--- Begin ---

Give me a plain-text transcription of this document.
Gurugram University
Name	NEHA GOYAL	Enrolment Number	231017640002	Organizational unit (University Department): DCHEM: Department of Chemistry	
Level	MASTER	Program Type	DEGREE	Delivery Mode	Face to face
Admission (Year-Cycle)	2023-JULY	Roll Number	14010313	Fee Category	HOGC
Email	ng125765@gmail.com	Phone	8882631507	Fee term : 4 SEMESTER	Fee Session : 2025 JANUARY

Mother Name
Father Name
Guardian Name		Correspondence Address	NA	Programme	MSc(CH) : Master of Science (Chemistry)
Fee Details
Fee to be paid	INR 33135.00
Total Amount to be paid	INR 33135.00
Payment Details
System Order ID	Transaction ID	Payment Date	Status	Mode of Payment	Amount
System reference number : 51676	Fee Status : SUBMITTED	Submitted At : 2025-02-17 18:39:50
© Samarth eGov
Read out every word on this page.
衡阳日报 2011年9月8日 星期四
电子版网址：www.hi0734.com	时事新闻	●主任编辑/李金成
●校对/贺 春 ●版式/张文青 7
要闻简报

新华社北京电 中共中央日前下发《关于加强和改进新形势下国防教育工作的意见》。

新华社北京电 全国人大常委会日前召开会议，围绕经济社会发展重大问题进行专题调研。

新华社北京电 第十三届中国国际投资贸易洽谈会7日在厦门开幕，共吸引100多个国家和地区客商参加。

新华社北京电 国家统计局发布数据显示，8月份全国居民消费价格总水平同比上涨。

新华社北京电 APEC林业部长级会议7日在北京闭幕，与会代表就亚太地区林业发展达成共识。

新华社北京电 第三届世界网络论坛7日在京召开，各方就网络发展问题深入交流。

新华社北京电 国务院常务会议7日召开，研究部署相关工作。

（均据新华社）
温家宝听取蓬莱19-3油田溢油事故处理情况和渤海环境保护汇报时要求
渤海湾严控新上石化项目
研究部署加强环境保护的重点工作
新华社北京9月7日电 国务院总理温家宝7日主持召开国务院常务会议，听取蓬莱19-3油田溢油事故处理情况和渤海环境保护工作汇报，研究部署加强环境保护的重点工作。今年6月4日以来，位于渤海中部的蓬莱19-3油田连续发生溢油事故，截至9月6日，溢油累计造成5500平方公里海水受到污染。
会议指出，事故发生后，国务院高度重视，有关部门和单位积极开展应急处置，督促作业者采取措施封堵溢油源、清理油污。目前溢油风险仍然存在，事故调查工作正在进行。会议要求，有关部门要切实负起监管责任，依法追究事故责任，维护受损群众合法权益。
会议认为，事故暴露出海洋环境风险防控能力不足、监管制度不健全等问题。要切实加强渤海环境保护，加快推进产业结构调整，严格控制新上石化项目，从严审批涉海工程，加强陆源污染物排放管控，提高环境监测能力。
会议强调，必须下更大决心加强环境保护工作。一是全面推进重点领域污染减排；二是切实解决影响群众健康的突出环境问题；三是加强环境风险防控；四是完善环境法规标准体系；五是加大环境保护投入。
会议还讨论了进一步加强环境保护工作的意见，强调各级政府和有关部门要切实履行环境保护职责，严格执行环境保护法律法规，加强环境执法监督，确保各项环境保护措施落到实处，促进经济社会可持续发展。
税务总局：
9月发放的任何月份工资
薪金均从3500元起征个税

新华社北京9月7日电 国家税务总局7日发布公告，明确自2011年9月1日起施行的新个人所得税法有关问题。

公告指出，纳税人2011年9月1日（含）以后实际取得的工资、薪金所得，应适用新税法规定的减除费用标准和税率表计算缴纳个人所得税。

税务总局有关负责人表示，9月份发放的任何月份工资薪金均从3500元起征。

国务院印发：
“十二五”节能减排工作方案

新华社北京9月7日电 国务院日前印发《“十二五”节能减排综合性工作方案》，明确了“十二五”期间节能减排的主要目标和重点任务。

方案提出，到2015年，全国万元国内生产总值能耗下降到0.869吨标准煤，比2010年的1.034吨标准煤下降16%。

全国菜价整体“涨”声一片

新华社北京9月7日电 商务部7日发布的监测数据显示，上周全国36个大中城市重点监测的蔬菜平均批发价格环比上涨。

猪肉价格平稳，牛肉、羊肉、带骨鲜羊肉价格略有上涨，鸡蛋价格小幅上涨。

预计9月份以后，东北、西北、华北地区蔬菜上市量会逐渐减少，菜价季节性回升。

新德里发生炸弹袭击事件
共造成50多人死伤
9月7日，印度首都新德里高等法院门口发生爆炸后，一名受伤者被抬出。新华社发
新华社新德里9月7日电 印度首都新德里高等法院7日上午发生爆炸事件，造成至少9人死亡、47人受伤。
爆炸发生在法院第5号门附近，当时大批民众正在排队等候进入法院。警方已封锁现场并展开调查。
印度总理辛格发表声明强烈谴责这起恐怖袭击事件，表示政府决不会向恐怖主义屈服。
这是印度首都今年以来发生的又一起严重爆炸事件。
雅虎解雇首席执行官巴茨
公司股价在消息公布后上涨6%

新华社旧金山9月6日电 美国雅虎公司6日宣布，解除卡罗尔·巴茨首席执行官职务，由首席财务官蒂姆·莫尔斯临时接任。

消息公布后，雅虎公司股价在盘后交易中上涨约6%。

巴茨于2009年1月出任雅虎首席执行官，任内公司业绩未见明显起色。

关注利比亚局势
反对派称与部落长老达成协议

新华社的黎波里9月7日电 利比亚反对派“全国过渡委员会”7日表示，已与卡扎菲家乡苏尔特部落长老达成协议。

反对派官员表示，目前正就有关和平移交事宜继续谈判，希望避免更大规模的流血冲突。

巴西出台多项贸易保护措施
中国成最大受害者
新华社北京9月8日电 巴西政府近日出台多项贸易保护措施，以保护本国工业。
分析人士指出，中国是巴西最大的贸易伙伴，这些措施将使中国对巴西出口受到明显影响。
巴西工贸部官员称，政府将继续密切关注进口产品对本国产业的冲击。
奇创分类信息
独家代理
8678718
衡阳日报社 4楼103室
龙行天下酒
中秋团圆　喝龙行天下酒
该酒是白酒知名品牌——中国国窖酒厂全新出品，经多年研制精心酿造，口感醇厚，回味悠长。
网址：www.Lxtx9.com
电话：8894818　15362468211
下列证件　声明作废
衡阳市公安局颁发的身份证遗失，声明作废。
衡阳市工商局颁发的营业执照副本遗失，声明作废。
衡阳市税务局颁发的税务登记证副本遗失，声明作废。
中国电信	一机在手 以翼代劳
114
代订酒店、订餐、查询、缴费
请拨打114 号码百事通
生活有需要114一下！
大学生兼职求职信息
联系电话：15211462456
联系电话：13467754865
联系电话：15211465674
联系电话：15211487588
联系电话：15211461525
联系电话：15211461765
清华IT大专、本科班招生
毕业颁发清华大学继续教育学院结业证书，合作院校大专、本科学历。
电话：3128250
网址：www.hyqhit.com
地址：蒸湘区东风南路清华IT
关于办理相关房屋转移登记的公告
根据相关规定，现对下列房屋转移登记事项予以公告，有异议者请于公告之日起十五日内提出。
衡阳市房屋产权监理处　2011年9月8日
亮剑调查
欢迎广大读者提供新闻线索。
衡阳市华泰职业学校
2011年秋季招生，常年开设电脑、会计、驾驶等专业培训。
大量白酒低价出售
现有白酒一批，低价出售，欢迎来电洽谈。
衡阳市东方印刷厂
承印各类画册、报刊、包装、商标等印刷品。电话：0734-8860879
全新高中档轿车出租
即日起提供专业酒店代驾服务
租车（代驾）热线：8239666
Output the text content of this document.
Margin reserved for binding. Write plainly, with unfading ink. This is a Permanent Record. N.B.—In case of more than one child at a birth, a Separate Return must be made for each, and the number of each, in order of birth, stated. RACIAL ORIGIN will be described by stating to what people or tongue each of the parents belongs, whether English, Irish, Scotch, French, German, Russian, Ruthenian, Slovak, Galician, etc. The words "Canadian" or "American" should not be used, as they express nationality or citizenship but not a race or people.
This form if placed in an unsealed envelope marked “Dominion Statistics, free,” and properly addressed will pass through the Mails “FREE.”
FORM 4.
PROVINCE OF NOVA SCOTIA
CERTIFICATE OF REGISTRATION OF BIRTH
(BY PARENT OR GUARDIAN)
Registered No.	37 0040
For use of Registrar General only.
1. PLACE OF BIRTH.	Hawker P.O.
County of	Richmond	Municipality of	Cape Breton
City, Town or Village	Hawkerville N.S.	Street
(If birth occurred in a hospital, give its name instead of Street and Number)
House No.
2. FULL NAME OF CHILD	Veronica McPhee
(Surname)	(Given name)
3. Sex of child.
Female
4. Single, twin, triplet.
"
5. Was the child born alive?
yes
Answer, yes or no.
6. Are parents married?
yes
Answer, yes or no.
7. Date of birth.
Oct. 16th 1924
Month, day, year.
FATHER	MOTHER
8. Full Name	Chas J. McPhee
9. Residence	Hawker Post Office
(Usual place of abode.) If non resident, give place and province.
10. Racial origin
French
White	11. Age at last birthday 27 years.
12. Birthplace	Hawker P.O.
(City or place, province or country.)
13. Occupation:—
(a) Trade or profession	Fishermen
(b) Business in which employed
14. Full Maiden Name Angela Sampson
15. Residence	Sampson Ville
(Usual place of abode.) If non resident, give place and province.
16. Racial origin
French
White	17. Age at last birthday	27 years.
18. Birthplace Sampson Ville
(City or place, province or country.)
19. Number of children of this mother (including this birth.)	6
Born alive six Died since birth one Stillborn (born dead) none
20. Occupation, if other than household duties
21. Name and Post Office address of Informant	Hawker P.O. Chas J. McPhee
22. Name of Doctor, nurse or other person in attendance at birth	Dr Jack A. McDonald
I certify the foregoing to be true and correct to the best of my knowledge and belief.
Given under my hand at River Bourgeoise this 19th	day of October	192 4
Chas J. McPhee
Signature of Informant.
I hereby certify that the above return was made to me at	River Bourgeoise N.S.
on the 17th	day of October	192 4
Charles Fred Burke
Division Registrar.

--- End ---

• **WHAT YOU ARE ASKED TO DO**
Identify the lines in the entries above that contain "document", then copy them out.

• **SOLUTION FOR THIS TASK**
Give me a plain-text transcription of this document.
Output the text content of this document.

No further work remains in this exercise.